Entries with figure data
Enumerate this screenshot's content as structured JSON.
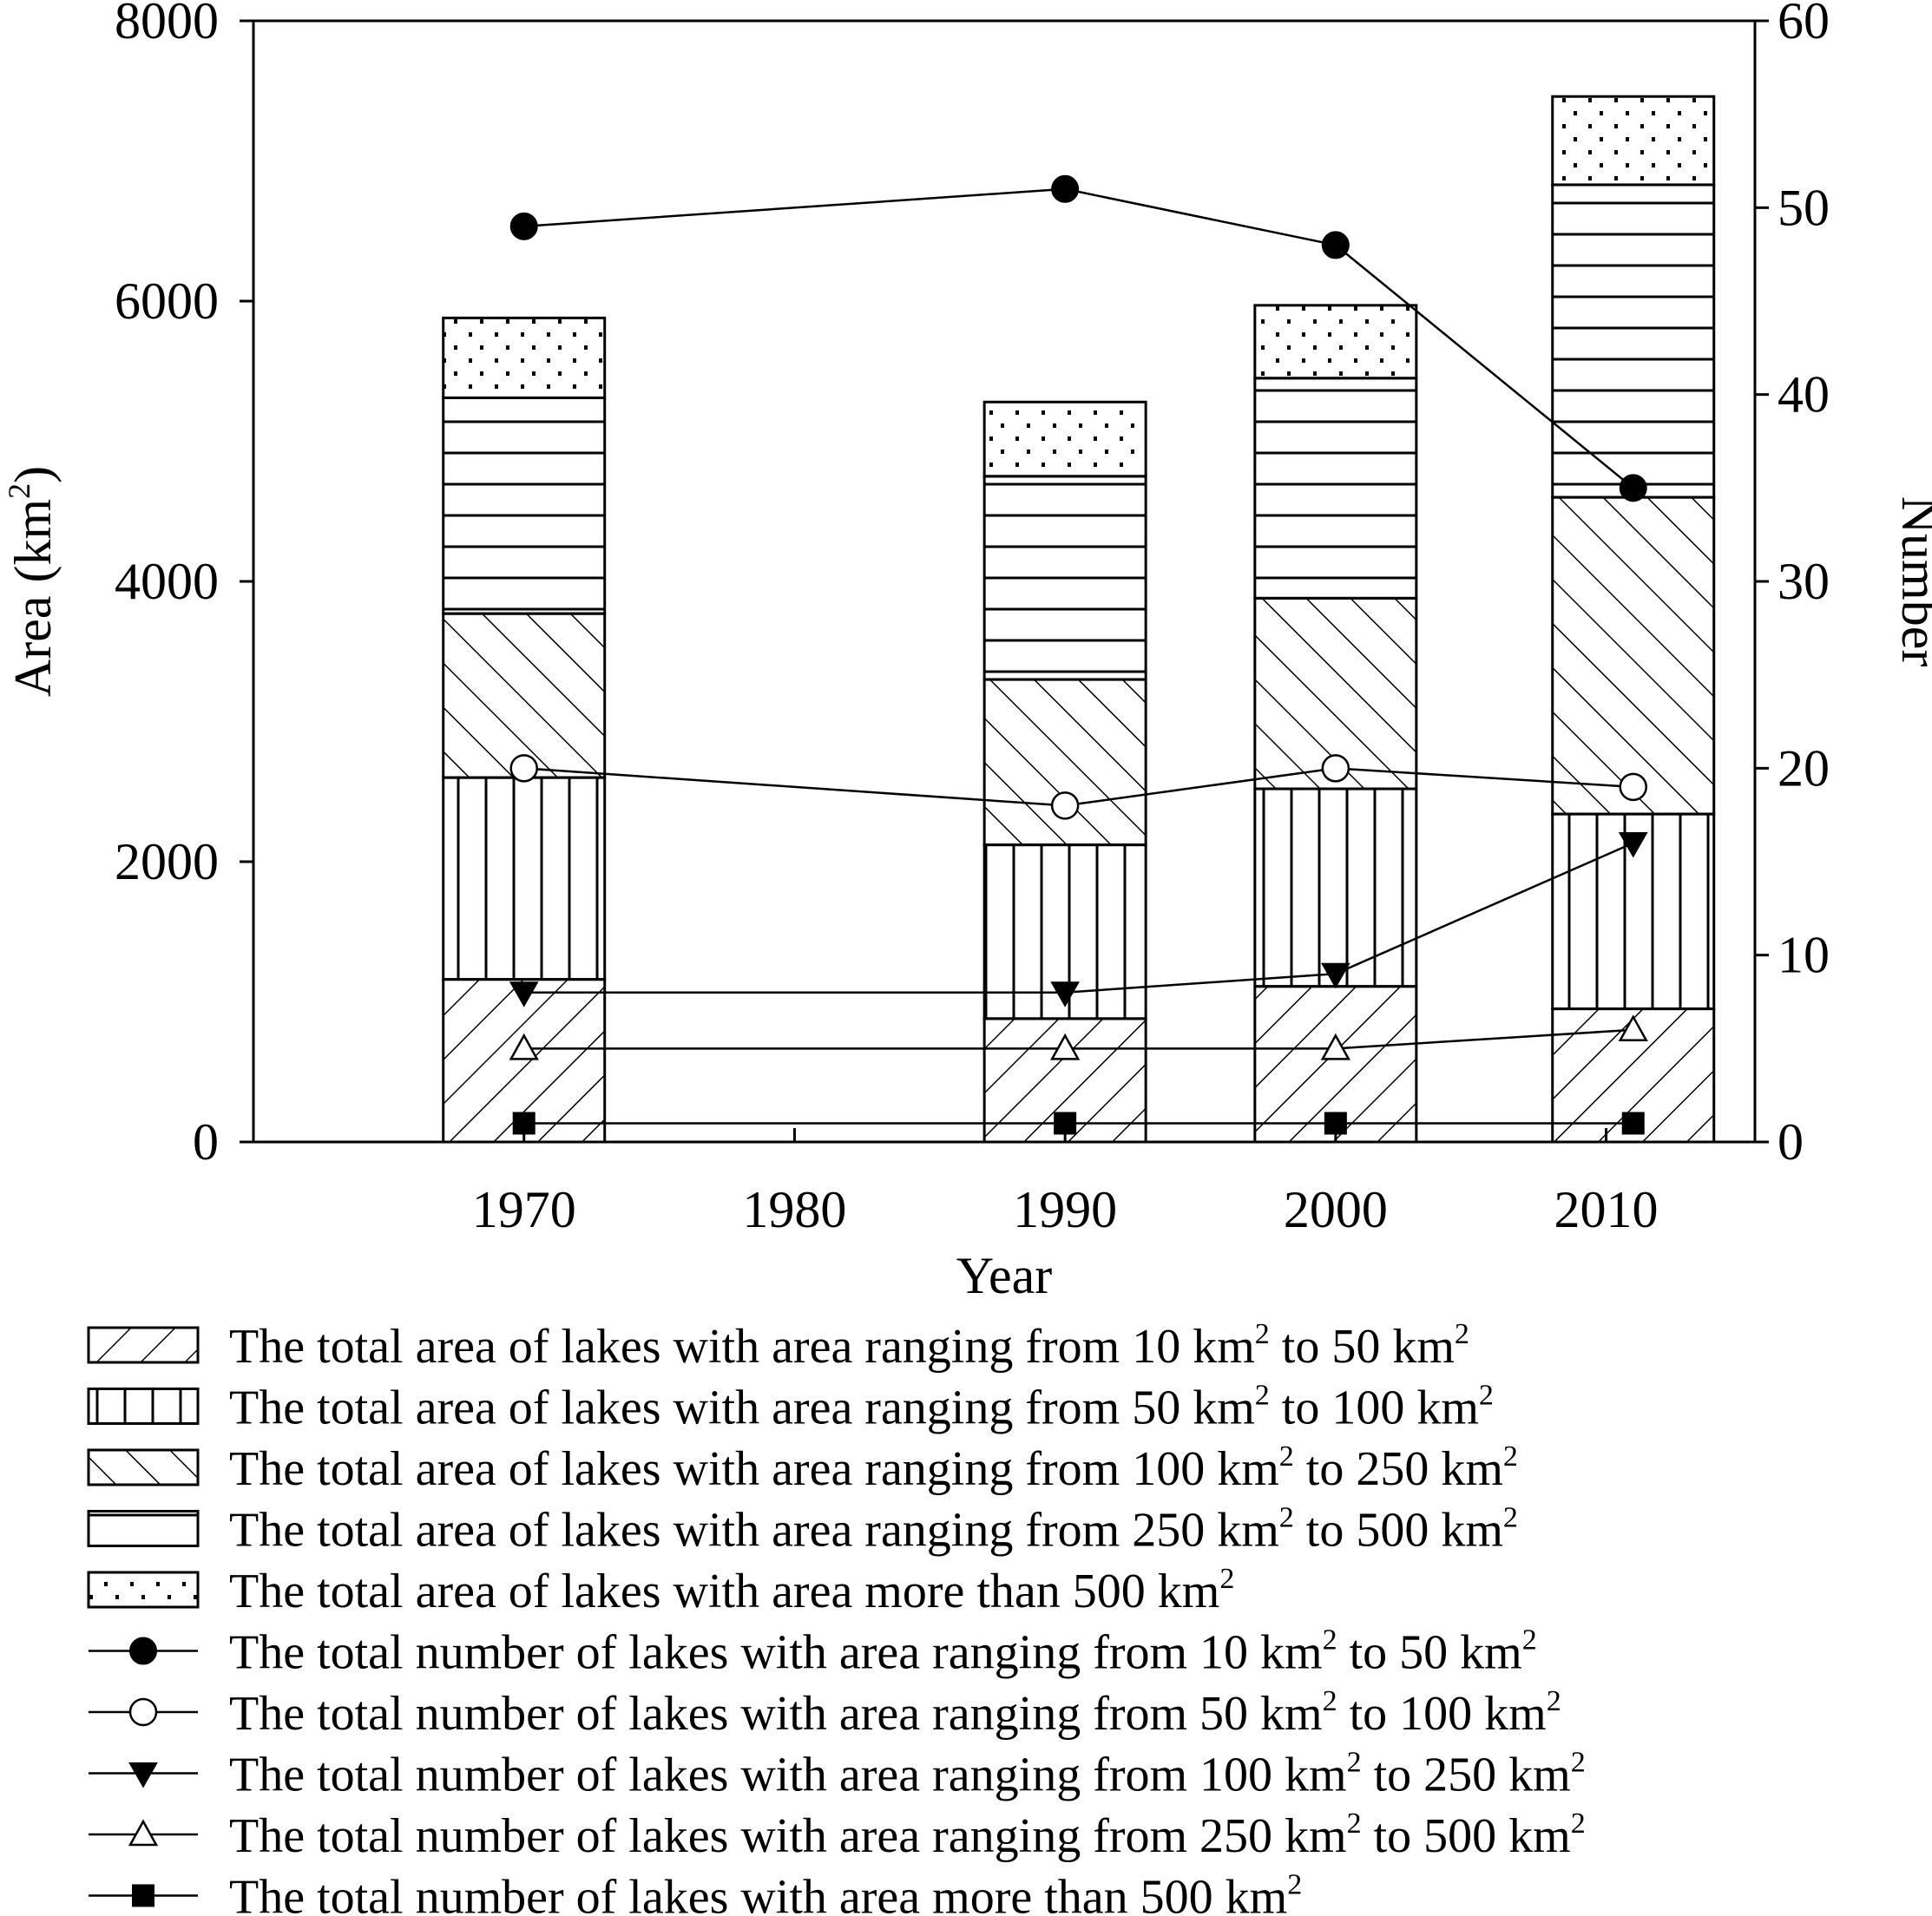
{
  "chart_data": {
    "type": "bar",
    "title": "",
    "xlabel": "Year",
    "ylabel_left": "Area (km",
    "ylabel_left_sup": "2",
    "ylabel_left_close": ")",
    "ylabel_right": "Number",
    "x_ticks": [
      "1970",
      "1980",
      "1990",
      "2000",
      "2010"
    ],
    "x_range": [
      1960,
      2015.5
    ],
    "ylim_left": [
      0,
      8000
    ],
    "ylim_right": [
      0,
      60
    ],
    "y_ticks_left": [
      "0",
      "2000",
      "4000",
      "6000",
      "8000"
    ],
    "y_ticks_right": [
      "0",
      "10",
      "20",
      "30",
      "40",
      "50",
      "60"
    ],
    "bar_x": [
      1970,
      1990,
      2000,
      2011
    ],
    "bar_series": [
      {
        "name": "The total area of lakes with area ranging from 10 km",
        "sup": "2",
        "name_tail": " to 50 km",
        "sup2": "2",
        "pattern": "diag-fwd",
        "values": [
          1160,
          880,
          1110,
          950
        ]
      },
      {
        "name": "The total area of lakes with area ranging from 50 km",
        "sup": "2",
        "name_tail": " to 100 km",
        "sup2": "2",
        "pattern": "vertical",
        "values": [
          1440,
          1240,
          1410,
          1390
        ]
      },
      {
        "name": "The total area of lakes with area ranging from 100 km",
        "sup": "2",
        "name_tail": " to 250 km",
        "sup2": "2",
        "pattern": "diag-back",
        "values": [
          1170,
          1180,
          1360,
          2260
        ]
      },
      {
        "name": "The total area of lakes with area ranging from 250 km",
        "sup": "2",
        "name_tail": " to 500 km",
        "sup2": "2",
        "pattern": "horizontal",
        "values": [
          1540,
          1450,
          1570,
          2230
        ]
      },
      {
        "name": "The total area of lakes with area more than 500 km",
        "sup": "2",
        "name_tail": "",
        "sup2": "",
        "pattern": "dots",
        "values": [
          570,
          530,
          520,
          630
        ]
      }
    ],
    "line_series": [
      {
        "name": "The total number of lakes with area ranging from 10 km",
        "sup": "2",
        "name_tail": " to 50 km",
        "sup2": "2",
        "marker": "circle-filled",
        "x": [
          1970,
          1990,
          2000,
          2011
        ],
        "values": [
          49,
          51,
          48,
          35
        ]
      },
      {
        "name": "The total number of lakes with area ranging from 50 km",
        "sup": "2",
        "name_tail": " to 100 km",
        "sup2": "2",
        "marker": "circle-open",
        "x": [
          1970,
          1990,
          2000,
          2011
        ],
        "values": [
          20,
          18,
          20,
          19
        ]
      },
      {
        "name": "The total number of lakes with area ranging from 100 km",
        "sup": "2",
        "name_tail": " to 250 km",
        "sup2": "2",
        "marker": "triangle-down-filled",
        "x": [
          1970,
          1990,
          2000,
          2011
        ],
        "values": [
          8,
          8,
          9,
          16
        ]
      },
      {
        "name": "The total number of lakes with area ranging from 250 km",
        "sup": "2",
        "name_tail": " to 500 km",
        "sup2": "2",
        "marker": "triangle-up-open",
        "x": [
          1970,
          1990,
          2000,
          2011
        ],
        "values": [
          5,
          5,
          5,
          6
        ]
      },
      {
        "name": "The total number of lakes with area more than 500 km",
        "sup": "2",
        "name_tail": "",
        "sup2": "",
        "marker": "square-filled",
        "x": [
          1970,
          1990,
          2000,
          2011
        ],
        "values": [
          1,
          1,
          1,
          1
        ]
      }
    ],
    "legend_position": "bottom",
    "grid": false
  }
}
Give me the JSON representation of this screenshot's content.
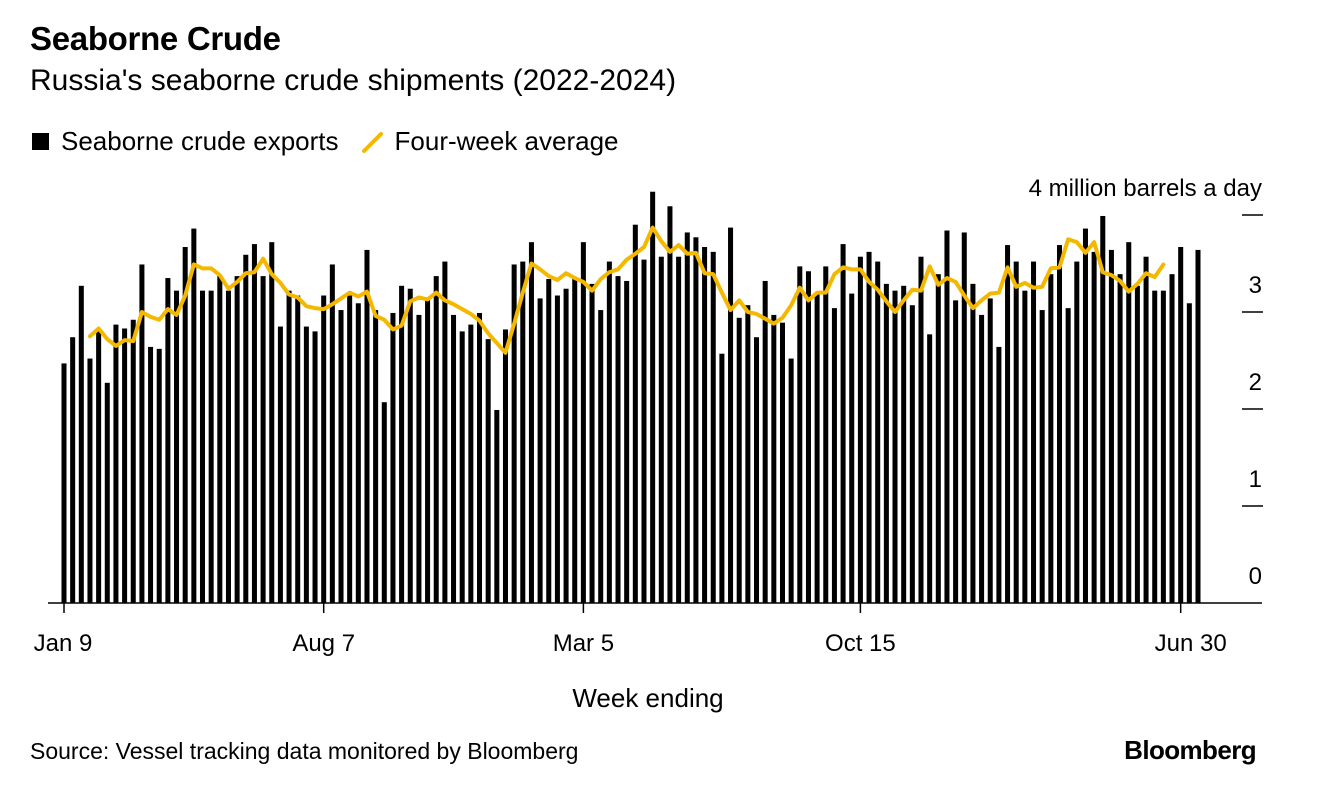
{
  "header": {
    "title": "Seaborne Crude",
    "subtitle": "Russia's seaborne crude shipments (2022-2024)"
  },
  "footer": {
    "source": "Source: Vessel tracking data monitored by Bloomberg",
    "brand": "Bloomberg"
  },
  "colors": {
    "bars": "#000000",
    "line": "#f5b800"
  },
  "chart_data": {
    "type": "bar",
    "title": "Seaborne Crude",
    "subtitle": "Russia's seaborne crude shipments (2022-2024)",
    "xlabel": "Week ending",
    "ylabel": "4 million barrels a day",
    "ylim": [
      0,
      4
    ],
    "yticks": [
      0,
      1,
      2,
      3,
      4
    ],
    "ytick_labels": [
      "0",
      "1",
      "2",
      "3",
      "4 million barrels a day"
    ],
    "xtick_labels": [
      "Jan 9",
      "Aug 7",
      "Mar 5",
      "Oct 15",
      "Jun 30"
    ],
    "xtick_indices": [
      0,
      30,
      60,
      92,
      129
    ],
    "legend_position": "top-left",
    "grid": false,
    "series": [
      {
        "name": "Seaborne crude exports",
        "type": "bar",
        "values": [
          2.47,
          2.74,
          3.27,
          2.52,
          2.8,
          2.27,
          2.87,
          2.83,
          2.92,
          3.49,
          2.64,
          2.62,
          3.35,
          3.22,
          3.67,
          3.86,
          3.22,
          3.22,
          3.37,
          3.22,
          3.37,
          3.59,
          3.7,
          3.37,
          3.72,
          2.85,
          3.22,
          3.17,
          2.85,
          2.8,
          3.17,
          3.49,
          3.02,
          3.17,
          3.09,
          3.64,
          3.02,
          2.07,
          2.99,
          3.27,
          3.24,
          2.97,
          3.14,
          3.37,
          3.52,
          2.97,
          2.8,
          2.87,
          2.99,
          2.72,
          1.99,
          2.82,
          3.49,
          3.52,
          3.72,
          3.14,
          3.34,
          3.17,
          3.24,
          3.34,
          3.72,
          3.29,
          3.02,
          3.52,
          3.37,
          3.32,
          3.9,
          3.54,
          4.24,
          3.57,
          4.09,
          3.57,
          3.82,
          3.77,
          3.67,
          3.62,
          2.57,
          3.87,
          2.94,
          3.07,
          2.74,
          3.32,
          2.97,
          2.89,
          2.52,
          3.47,
          3.42,
          3.19,
          3.47,
          3.04,
          3.7,
          3.19,
          3.57,
          3.62,
          3.52,
          3.29,
          3.22,
          3.27,
          3.07,
          3.57,
          2.77,
          3.39,
          3.84,
          3.12,
          3.82,
          3.29,
          2.97,
          3.14,
          2.64,
          3.69,
          3.52,
          3.22,
          3.52,
          3.02,
          3.39,
          3.69,
          3.04,
          3.52,
          3.86,
          3.62,
          3.99,
          3.64,
          3.39,
          3.72,
          3.27,
          3.57,
          3.22,
          3.22,
          3.39,
          3.67,
          3.09,
          3.64
        ]
      },
      {
        "name": "Four-week average",
        "type": "line",
        "start_index": 3,
        "values": [
          2.75,
          2.83,
          2.72,
          2.65,
          2.71,
          2.7,
          3.0,
          2.95,
          2.92,
          3.03,
          2.97,
          3.17,
          3.49,
          3.45,
          3.45,
          3.38,
          3.24,
          3.31,
          3.4,
          3.41,
          3.55,
          3.39,
          3.3,
          3.18,
          3.15,
          3.06,
          3.04,
          3.03,
          3.08,
          3.14,
          3.2,
          3.16,
          3.21,
          2.96,
          2.92,
          2.82,
          2.86,
          3.11,
          3.15,
          3.13,
          3.2,
          3.12,
          3.08,
          3.03,
          2.98,
          2.91,
          2.78,
          2.68,
          2.58,
          2.88,
          3.2,
          3.5,
          3.44,
          3.37,
          3.33,
          3.4,
          3.35,
          3.31,
          3.22,
          3.34,
          3.41,
          3.44,
          3.54,
          3.6,
          3.67,
          3.87,
          3.73,
          3.62,
          3.69,
          3.6,
          3.61,
          3.4,
          3.39,
          3.2,
          3.02,
          3.12,
          3.0,
          2.98,
          2.93,
          2.88,
          2.94,
          3.07,
          3.25,
          3.12,
          3.2,
          3.2,
          3.39,
          3.46,
          3.44,
          3.44,
          3.31,
          3.23,
          3.11,
          3.0,
          3.12,
          3.23,
          3.22,
          3.47,
          3.28,
          3.35,
          3.31,
          3.17,
          3.04,
          3.12,
          3.19,
          3.2,
          3.46,
          3.26,
          3.3,
          3.25,
          3.26,
          3.45,
          3.46,
          3.75,
          3.72,
          3.61,
          3.72,
          3.41,
          3.38,
          3.32,
          3.21,
          3.29,
          3.4,
          3.36,
          3.49
        ]
      }
    ]
  }
}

__WRITTEN REQUEST__: Look through the entries above and report each line where the string "marker" occurs.

__WORKED ANSWER__:
        "marker": "circle-filled",
        "marker": "circle-open",
        "marker": "triangle-down-filled",
        "marker": "triangle-up-open",
        "marker": "square-filled",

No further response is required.